- [WORK TASK A]
In the Nutcracker review, who directed and choreographed the production?
- [WORK TASK B]
Continue the Nutcracker review from its final sentence.

- [DOCUMENT TEXT]
# # # # # # #

By Chicagotheaterbeat @chitheaterbeat

Review: The Nutcracker (The House Theatre of Chicago)   
The Nutcracker 

Book by Jake Minton and Phillip Klapperich

Music by Kevin O’Donnell, Lyrics by Jake Minton
Directed and Choreographed by Tommy Rapley
at Chopin Theatre, 1543 W. Division (map)
thru Dec 30  |  tickets: $25-$35   |  more info
Check for half-price tickets 
   Read entire review



Ingenious retelling of a classic proves that holiday magic is indeed real


Review: The Nutcracker (The House Theatre of Chicago)


The House Theatre of Chicago presents


The Nutcracker

Review by Joy Campbell

Say “The Nutcracker” and it’s a good bet the first thing that comes to mind is the Tchaikovsky ballet. The ballet itself is from a revision by Alexander Dumas of the children’s story "The Nutcracker and the King of Mice" written by E.T.A. Hoffman. To recap: we have a story, a revision, and a balletic interpretation of that revision. It’s the natural order of things, then, that The House Theatre should re-imagine this classic for a new audience.

Review: The Nutcracker (The House Theatre of Chicago)
Often, when something iconic is remade, the fear is that it will be either an inferior version of the original, or a showcase of the re-maker’s cleverness at the expense of faithfulness to the original (I’m looking at you, Dark Shadows).

Happily, in The House Theatre’s retelling of The Nutcracker, neither case is true. Instead, while honoring the original, it has created an updated holiday classic for people like me who – OK, I’ll just say it – don’t care for ballet; for people who love the story and will appreciate a fresher, more modern take; or for anyone who just loves really excellent theater.

When the play opens, we are in Clara’s house, where guests arrive and are entertained as they unwrap gifts and mill about the central Christmas tree. A banner reading “Welcome Home Fritz” hangs from the wall, and the guests wait in growing anticipation of the son’s return. When a soldier arrives with the bad news however, Christmas is canceled and Clara and her parents are left alone.

Cut to the next Christmas season: Eccentric and whimsical Uncle Drosselmeyer (a charismatic Loren Lazerine) arrives to a house where Christmas no longer happens, and Clara and her parents are isolated by grief. Drosselmeyer gives Clara a present he’s made for her: a nutcracker in the image of her big brother, Fritz. Her parents aren’t pleased, but Clara is delighted and looks forward to adding him to her collection of dolls, which includes a talking doll named Phoebe, a monkey named – well, Monkey, and a tin man named Hugo. When the clock strikes midnight, Fritz and the toys come to life. Together, they help Clara in her mission to save Christmas.

# # # # # # #

- [DATA LISTING]
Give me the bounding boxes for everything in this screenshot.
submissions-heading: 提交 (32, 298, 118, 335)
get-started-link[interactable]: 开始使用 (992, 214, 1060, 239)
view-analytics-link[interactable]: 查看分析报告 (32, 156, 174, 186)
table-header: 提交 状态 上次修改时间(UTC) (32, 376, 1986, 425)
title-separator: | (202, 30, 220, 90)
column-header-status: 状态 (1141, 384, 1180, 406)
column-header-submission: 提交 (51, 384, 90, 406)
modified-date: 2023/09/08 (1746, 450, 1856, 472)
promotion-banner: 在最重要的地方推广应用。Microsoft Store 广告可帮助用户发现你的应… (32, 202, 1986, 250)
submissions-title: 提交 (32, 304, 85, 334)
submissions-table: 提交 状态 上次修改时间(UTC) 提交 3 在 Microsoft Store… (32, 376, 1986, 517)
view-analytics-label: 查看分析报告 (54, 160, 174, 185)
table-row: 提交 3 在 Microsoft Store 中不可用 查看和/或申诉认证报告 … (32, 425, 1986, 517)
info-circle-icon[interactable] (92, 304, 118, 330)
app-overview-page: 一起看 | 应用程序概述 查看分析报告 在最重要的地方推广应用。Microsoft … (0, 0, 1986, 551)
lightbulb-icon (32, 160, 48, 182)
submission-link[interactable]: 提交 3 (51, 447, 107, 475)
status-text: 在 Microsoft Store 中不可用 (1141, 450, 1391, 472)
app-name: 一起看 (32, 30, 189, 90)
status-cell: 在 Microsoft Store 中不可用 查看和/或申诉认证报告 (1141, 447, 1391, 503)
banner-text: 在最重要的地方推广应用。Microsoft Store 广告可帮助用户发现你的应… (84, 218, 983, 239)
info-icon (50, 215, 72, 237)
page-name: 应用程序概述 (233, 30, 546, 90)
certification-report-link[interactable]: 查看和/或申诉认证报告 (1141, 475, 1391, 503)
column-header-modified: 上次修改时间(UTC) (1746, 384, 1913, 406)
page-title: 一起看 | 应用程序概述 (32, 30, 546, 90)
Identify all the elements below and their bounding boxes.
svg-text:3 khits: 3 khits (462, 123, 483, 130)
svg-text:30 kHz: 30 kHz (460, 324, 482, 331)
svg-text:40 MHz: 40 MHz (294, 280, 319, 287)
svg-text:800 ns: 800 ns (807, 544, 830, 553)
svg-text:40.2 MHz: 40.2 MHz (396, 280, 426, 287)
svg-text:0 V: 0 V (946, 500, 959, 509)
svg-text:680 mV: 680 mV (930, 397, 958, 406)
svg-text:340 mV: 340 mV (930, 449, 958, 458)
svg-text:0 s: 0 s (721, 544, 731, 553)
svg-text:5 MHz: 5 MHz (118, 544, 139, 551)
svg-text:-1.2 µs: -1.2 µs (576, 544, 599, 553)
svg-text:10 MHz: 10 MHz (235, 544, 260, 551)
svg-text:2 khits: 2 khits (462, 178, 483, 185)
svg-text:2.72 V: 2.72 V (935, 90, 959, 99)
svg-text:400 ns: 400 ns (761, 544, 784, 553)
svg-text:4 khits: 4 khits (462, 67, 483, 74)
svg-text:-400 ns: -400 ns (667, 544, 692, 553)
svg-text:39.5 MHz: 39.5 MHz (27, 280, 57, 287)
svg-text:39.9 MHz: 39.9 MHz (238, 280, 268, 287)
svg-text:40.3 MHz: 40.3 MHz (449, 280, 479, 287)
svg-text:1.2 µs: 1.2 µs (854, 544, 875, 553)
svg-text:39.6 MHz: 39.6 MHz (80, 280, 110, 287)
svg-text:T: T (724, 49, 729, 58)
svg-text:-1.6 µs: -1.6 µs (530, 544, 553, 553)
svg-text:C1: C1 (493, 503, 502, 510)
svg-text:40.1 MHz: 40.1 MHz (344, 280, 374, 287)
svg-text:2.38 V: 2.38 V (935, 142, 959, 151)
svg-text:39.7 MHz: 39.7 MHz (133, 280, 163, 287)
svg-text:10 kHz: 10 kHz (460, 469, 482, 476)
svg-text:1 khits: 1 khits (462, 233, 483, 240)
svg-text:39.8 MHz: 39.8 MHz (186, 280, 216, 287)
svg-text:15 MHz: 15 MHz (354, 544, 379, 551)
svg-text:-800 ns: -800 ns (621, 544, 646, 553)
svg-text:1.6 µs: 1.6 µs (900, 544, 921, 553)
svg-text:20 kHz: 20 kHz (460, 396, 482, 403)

# # # # # # #

- [TASK RESPONSE A]
Tommy Rapley

- [TASK RESPONSE B]
I particularly like the reinvention of The Nutcracker character as Clara’s big brother. The bond between the two is strong, and adds accessibility to the relationship in a world of overused girl-meets-prince plot devices. Clara is no girly damsel in distress, so the brother/sister relationship works well here. It also gives an opportunity for a lovely, grounding scene between them where Fritz talks about how much he regrets that he’ll miss the important events in Clara’s life.

As Clara, Paige Collins gives an immensely likeable, natural performance. With an amazingly expressive face and bell-like singing voice, she wins us over immediately. She is never too precocious; never too precious. Kevin Stangler as Fritz shows us the bravery that made him a good soldier as well as the kindness that made him such a beloved brother and son. The two share an onstage chemistry that many siblings would envy.

With doll Phoebe (an effervescent Christine Perkins) reciting her stock lines (“I love you!” “Let’s make cookies!” “I’m afraid of the dark!”) with perfect timing; a hilariously and inexplicably French Monkey (Johnny Arena); and a nerdy Hugo (Brandon Ruiter – showcasing a killer beatbox), Clara and Fritz take on the rats. Lovers of the dark, the rats hate all the lights of Christmas and are bent on destroying it.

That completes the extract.